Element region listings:
============================================================
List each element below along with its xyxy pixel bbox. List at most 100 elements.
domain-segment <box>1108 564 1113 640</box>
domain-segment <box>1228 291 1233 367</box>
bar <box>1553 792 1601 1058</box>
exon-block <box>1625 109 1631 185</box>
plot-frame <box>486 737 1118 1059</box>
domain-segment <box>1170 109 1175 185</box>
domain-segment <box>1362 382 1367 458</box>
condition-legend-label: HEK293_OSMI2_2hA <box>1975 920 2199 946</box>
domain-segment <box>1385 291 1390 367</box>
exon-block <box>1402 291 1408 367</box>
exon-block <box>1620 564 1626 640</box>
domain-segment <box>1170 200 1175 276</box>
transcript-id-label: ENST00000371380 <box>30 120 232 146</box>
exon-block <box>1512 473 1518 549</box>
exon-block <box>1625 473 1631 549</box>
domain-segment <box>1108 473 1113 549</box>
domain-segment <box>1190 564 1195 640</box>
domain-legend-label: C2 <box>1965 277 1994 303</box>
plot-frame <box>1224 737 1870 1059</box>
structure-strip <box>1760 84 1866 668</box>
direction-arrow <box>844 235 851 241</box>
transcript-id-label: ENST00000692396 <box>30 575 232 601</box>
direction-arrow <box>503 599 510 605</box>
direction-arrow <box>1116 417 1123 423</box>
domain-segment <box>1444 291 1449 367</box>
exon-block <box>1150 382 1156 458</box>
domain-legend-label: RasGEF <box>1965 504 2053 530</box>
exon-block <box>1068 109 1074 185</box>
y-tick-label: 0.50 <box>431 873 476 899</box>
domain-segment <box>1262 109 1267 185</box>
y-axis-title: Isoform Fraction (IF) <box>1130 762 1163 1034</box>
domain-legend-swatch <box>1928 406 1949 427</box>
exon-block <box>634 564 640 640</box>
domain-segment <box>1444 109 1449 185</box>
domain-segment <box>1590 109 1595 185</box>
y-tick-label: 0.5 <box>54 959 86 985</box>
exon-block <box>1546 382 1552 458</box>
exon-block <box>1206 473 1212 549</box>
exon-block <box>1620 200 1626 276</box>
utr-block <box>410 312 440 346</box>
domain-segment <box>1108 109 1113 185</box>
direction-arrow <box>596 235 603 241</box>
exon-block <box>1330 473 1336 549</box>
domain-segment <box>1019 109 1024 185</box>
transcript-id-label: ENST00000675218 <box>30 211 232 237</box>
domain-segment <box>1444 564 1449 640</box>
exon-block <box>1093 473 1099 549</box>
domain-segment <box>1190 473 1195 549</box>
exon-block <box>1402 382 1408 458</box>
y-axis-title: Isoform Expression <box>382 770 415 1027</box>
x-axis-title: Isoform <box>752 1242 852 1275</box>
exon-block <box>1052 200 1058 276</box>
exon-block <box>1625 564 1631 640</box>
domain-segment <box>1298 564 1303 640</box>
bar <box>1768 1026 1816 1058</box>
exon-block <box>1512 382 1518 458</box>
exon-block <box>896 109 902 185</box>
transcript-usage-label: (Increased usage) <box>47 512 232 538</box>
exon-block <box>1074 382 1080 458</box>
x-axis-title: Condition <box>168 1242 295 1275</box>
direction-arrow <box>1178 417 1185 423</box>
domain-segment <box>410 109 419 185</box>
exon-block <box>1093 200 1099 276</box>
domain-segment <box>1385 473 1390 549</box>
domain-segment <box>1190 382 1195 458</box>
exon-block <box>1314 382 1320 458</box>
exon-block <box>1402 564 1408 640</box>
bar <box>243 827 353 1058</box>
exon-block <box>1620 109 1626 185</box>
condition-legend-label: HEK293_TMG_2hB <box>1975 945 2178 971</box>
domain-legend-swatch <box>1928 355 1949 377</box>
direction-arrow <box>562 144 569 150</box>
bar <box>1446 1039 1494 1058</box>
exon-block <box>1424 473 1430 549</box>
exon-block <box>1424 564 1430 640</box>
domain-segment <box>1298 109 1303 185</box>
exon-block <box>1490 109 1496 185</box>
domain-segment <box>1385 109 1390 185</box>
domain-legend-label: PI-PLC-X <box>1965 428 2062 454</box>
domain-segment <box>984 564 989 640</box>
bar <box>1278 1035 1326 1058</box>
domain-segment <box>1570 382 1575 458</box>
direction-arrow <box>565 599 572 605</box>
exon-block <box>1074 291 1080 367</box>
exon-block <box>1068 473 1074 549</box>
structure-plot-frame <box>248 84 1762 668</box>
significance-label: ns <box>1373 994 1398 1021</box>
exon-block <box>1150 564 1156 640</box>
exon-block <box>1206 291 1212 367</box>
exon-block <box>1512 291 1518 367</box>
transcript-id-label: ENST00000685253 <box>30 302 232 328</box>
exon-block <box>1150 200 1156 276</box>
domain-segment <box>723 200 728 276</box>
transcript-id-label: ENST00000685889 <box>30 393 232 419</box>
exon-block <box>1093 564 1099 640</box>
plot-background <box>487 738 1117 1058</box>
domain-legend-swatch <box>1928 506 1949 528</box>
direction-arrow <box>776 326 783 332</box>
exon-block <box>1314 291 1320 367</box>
============================================================
What the task asks: Please rewrite the data above, renaming "domain-segment" to "domain-span" everywhere it occurs and changing nothing else.

Expected answer:
List each element below along with its xyxy pixel bbox. List at most 100 elements.
domain-span <box>1108 564 1113 640</box>
domain-span <box>1228 291 1233 367</box>
bar <box>1553 792 1601 1058</box>
exon-block <box>1625 109 1631 185</box>
plot-frame <box>486 737 1118 1059</box>
domain-span <box>1170 109 1175 185</box>
domain-span <box>1362 382 1367 458</box>
condition-legend-label: HEK293_OSMI2_2hA <box>1975 920 2199 946</box>
domain-span <box>1385 291 1390 367</box>
exon-block <box>1402 291 1408 367</box>
exon-block <box>1620 564 1626 640</box>
domain-span <box>1170 200 1175 276</box>
transcript-id-label: ENST00000371380 <box>30 120 232 146</box>
exon-block <box>1512 473 1518 549</box>
exon-block <box>1625 473 1631 549</box>
domain-span <box>1108 473 1113 549</box>
domain-span <box>1190 564 1195 640</box>
domain-legend-label: C2 <box>1965 277 1994 303</box>
plot-frame <box>1224 737 1870 1059</box>
structure-strip <box>1760 84 1866 668</box>
direction-arrow <box>844 235 851 241</box>
transcript-id-label: ENST00000692396 <box>30 575 232 601</box>
direction-arrow <box>503 599 510 605</box>
direction-arrow <box>1116 417 1123 423</box>
domain-span <box>1444 291 1449 367</box>
exon-block <box>1150 382 1156 458</box>
domain-legend-label: RasGEF <box>1965 504 2053 530</box>
exon-block <box>1068 109 1074 185</box>
y-tick-label: 0.50 <box>431 873 476 899</box>
domain-span <box>1262 109 1267 185</box>
y-axis-title: Isoform Fraction (IF) <box>1130 762 1163 1034</box>
domain-legend-swatch <box>1928 406 1949 427</box>
exon-block <box>634 564 640 640</box>
domain-span <box>1444 109 1449 185</box>
domain-span <box>1590 109 1595 185</box>
y-tick-label: 0.5 <box>54 959 86 985</box>
exon-block <box>1546 382 1552 458</box>
exon-block <box>1206 473 1212 549</box>
exon-block <box>1620 200 1626 276</box>
utr-block <box>410 312 440 346</box>
domain-span <box>1108 109 1113 185</box>
direction-arrow <box>596 235 603 241</box>
exon-block <box>1330 473 1336 549</box>
domain-span <box>1019 109 1024 185</box>
transcript-id-label: ENST00000675218 <box>30 211 232 237</box>
domain-span <box>1444 564 1449 640</box>
exon-block <box>1093 473 1099 549</box>
domain-span <box>1190 473 1195 549</box>
exon-block <box>1402 382 1408 458</box>
y-axis-title: Isoform Expression <box>382 770 415 1027</box>
x-axis-title: Isoform <box>752 1242 852 1275</box>
exon-block <box>1052 200 1058 276</box>
exon-block <box>1625 564 1631 640</box>
domain-span <box>1298 564 1303 640</box>
bar <box>1768 1026 1816 1058</box>
exon-block <box>1512 382 1518 458</box>
exon-block <box>896 109 902 185</box>
transcript-usage-label: (Increased usage) <box>47 512 232 538</box>
exon-block <box>1074 382 1080 458</box>
x-axis-title: Condition <box>168 1242 295 1275</box>
direction-arrow <box>1178 417 1185 423</box>
domain-span <box>410 109 419 185</box>
exon-block <box>1093 200 1099 276</box>
domain-span <box>1385 473 1390 549</box>
domain-span <box>1190 382 1195 458</box>
exon-block <box>1314 382 1320 458</box>
exon-block <box>1402 564 1408 640</box>
bar <box>243 827 353 1058</box>
exon-block <box>1620 109 1626 185</box>
condition-legend-label: HEK293_TMG_2hB <box>1975 945 2178 971</box>
domain-legend-swatch <box>1928 355 1949 377</box>
direction-arrow <box>562 144 569 150</box>
bar <box>1446 1039 1494 1058</box>
exon-block <box>1424 473 1430 549</box>
exon-block <box>1424 564 1430 640</box>
domain-span <box>1298 109 1303 185</box>
exon-block <box>1490 109 1496 185</box>
domain-span <box>1385 109 1390 185</box>
domain-legend-label: PI-PLC-X <box>1965 428 2062 454</box>
domain-span <box>984 564 989 640</box>
bar <box>1278 1035 1326 1058</box>
domain-span <box>1570 382 1575 458</box>
direction-arrow <box>565 599 572 605</box>
exon-block <box>1074 291 1080 367</box>
exon-block <box>1068 473 1074 549</box>
structure-plot-frame <box>248 84 1762 668</box>
significance-label: ns <box>1373 994 1398 1021</box>
exon-block <box>1150 564 1156 640</box>
exon-block <box>1206 291 1212 367</box>
exon-block <box>1512 291 1518 367</box>
transcript-id-label: ENST00000685253 <box>30 302 232 328</box>
exon-block <box>1150 200 1156 276</box>
domain-span <box>723 200 728 276</box>
transcript-id-label: ENST00000685889 <box>30 393 232 419</box>
exon-block <box>1093 564 1099 640</box>
plot-background <box>487 738 1117 1058</box>
domain-legend-swatch <box>1928 506 1949 528</box>
direction-arrow <box>776 326 783 332</box>
exon-block <box>1314 291 1320 367</box>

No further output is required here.